■ **Given task**: In the listing below, identify each line with the word "time" and return those lines.
-- BEGIN Extracted entries --
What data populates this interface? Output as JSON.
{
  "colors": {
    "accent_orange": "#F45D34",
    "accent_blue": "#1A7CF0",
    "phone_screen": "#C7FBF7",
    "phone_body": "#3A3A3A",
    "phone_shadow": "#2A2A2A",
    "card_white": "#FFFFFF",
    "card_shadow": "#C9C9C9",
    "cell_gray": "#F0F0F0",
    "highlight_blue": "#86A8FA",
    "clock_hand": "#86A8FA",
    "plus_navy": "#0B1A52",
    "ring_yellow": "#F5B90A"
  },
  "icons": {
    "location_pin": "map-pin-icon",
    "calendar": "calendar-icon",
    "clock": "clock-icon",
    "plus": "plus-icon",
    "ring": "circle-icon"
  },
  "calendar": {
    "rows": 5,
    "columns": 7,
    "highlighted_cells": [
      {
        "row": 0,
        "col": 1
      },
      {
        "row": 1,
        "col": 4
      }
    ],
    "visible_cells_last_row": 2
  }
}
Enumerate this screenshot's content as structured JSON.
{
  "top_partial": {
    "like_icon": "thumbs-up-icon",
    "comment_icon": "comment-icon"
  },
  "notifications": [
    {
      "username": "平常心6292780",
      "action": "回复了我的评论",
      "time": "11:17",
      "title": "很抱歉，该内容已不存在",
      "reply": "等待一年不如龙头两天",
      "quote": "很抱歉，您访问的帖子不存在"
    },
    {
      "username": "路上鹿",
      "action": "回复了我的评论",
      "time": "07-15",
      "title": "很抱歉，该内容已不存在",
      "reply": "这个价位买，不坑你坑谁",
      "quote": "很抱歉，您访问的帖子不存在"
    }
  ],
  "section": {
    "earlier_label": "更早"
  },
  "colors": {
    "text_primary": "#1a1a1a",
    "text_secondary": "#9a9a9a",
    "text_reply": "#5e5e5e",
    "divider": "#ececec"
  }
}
-- END Extracted entries --
-- BEGIN Extracted entries --
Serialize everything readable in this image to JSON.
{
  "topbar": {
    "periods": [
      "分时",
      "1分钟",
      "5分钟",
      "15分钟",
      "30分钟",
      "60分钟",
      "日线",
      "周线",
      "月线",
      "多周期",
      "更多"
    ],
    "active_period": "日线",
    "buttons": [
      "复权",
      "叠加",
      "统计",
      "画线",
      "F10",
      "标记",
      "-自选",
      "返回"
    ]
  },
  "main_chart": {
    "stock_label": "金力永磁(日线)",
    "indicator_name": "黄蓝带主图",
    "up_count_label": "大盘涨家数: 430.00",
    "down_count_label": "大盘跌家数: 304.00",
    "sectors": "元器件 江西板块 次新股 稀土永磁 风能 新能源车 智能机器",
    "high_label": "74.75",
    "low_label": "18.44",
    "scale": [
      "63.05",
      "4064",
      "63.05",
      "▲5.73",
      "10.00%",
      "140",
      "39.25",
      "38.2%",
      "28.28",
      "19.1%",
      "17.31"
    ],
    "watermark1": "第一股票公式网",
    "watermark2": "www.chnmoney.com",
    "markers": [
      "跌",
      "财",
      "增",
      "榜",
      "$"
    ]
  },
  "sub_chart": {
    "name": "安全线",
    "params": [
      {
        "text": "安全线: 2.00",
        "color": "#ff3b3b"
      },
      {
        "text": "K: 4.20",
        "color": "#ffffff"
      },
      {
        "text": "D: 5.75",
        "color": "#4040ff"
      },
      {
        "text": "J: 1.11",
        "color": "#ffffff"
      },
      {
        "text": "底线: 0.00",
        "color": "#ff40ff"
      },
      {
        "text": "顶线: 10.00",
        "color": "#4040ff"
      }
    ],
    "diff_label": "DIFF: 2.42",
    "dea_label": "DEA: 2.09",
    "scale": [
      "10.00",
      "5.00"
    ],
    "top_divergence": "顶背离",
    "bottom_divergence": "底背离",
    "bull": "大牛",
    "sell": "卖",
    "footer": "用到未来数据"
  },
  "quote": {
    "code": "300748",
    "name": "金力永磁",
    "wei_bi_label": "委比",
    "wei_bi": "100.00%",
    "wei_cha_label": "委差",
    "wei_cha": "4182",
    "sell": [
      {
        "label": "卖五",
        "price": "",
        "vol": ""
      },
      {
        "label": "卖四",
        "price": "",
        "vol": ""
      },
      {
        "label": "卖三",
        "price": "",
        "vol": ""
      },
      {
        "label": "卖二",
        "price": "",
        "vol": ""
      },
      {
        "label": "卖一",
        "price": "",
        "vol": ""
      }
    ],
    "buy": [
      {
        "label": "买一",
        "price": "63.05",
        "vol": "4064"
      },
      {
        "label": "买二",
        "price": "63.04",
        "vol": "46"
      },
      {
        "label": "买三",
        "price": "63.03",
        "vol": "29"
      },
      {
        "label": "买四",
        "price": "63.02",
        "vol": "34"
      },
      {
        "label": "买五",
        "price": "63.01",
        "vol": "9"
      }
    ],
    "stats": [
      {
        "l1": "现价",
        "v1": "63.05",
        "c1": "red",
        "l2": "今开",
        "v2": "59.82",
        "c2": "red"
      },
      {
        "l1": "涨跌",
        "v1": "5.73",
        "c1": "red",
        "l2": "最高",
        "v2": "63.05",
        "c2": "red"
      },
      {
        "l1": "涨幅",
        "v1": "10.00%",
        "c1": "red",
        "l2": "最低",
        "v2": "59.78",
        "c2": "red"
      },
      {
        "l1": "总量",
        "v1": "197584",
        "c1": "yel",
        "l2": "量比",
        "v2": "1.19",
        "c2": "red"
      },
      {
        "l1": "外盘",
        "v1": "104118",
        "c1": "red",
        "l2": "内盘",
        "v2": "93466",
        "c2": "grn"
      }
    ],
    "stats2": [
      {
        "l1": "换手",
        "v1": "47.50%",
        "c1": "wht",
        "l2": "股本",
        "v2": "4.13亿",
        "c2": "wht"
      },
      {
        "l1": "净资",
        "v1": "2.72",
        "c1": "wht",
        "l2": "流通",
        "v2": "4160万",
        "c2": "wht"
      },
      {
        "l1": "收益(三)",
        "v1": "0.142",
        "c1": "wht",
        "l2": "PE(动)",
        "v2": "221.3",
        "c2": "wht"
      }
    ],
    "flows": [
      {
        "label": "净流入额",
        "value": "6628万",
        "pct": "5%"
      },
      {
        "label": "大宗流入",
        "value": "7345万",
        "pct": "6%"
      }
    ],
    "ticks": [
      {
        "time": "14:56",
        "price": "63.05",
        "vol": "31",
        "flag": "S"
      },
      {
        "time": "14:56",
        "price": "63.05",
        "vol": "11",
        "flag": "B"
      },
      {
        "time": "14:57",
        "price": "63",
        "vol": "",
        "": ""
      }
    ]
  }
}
-- END Extracted entries --
■ **Response to the task**:
      "time": "11:17",
      "time": "07-15",
        "time": "14:56",
        "time": "14:56",
        "time": "14:57",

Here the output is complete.